▼

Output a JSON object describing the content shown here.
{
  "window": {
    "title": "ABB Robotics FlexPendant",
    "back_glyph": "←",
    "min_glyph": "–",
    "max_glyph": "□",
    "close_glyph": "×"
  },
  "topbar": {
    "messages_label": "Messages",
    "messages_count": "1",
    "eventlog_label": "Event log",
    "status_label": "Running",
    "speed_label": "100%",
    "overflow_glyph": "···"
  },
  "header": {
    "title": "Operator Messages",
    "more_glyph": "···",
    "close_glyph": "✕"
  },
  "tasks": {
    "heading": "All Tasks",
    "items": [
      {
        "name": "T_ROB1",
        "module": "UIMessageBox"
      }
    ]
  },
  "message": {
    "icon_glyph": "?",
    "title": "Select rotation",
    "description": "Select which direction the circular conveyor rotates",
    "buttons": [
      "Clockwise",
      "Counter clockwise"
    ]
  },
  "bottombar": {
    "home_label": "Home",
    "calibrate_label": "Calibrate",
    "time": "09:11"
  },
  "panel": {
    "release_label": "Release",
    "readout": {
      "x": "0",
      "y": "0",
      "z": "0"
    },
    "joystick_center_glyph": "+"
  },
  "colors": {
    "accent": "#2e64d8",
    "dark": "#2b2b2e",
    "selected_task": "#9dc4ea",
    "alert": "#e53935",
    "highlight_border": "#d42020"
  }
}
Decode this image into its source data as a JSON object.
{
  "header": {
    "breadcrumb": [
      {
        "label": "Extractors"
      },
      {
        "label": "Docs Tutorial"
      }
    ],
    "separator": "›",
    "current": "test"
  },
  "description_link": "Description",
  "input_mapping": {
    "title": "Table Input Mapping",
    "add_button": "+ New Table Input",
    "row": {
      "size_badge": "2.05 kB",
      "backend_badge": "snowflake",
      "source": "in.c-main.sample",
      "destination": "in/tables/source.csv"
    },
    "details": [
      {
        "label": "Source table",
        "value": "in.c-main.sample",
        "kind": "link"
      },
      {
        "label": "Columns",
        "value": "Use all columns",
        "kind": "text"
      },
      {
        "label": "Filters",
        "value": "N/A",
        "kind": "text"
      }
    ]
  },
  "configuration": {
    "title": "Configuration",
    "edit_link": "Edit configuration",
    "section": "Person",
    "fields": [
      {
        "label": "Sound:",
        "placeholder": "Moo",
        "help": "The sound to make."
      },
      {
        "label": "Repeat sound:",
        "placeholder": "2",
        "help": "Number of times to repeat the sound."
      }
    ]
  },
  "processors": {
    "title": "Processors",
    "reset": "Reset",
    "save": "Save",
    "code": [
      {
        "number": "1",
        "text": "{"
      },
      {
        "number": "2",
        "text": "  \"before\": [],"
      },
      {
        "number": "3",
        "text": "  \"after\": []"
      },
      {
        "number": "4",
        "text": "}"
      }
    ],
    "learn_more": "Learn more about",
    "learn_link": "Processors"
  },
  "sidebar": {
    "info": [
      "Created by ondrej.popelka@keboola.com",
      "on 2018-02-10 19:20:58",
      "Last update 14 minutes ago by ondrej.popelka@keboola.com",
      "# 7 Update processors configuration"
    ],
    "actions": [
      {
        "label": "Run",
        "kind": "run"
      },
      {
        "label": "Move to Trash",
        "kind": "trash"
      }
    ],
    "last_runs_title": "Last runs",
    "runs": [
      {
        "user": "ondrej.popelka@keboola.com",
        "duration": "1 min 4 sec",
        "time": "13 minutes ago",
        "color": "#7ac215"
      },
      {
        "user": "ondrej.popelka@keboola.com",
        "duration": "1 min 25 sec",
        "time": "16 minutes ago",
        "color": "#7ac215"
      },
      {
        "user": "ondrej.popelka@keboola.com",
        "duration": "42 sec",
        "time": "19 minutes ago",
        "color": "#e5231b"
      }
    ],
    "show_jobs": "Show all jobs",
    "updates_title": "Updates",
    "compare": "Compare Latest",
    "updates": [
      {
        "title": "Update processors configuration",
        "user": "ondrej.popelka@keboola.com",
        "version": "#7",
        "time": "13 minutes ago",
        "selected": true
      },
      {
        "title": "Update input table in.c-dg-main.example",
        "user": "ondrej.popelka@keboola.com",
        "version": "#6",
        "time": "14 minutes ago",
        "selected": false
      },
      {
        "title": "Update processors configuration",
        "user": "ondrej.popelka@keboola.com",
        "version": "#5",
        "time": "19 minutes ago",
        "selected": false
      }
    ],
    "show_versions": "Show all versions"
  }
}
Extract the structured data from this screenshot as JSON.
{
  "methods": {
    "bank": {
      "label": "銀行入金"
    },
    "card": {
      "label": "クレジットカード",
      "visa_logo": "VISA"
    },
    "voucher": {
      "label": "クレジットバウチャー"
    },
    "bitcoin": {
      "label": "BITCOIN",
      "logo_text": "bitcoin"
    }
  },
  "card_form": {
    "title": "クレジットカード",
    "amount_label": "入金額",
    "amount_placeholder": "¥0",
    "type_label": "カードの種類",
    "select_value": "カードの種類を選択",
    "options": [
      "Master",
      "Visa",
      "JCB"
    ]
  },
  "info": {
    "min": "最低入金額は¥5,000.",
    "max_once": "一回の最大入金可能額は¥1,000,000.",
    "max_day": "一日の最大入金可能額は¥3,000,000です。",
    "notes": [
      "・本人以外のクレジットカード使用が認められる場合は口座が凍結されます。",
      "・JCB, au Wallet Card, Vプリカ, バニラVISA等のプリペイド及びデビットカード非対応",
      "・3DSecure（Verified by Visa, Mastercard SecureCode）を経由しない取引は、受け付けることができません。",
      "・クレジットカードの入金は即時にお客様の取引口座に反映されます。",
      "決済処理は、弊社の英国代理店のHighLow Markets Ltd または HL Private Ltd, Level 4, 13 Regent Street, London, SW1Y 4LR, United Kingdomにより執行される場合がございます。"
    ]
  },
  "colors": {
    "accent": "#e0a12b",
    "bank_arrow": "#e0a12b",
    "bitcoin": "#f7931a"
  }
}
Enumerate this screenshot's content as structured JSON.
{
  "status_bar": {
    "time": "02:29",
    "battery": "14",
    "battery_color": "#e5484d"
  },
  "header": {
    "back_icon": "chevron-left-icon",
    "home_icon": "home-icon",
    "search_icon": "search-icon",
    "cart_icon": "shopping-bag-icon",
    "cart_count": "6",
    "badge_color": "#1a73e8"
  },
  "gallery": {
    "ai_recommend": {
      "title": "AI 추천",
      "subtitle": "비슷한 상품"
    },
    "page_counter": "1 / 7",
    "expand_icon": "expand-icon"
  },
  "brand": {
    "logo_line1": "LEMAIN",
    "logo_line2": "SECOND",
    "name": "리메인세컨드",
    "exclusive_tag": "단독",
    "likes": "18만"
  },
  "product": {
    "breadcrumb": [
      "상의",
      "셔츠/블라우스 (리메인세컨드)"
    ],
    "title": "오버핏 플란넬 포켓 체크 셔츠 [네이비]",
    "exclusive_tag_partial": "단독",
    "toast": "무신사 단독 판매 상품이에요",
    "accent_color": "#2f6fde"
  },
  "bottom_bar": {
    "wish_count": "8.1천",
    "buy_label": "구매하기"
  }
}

▲

STATED TASK:
Respond with the number of lines containing "this" and no additional words.

EXERCISE RESPONSE:
3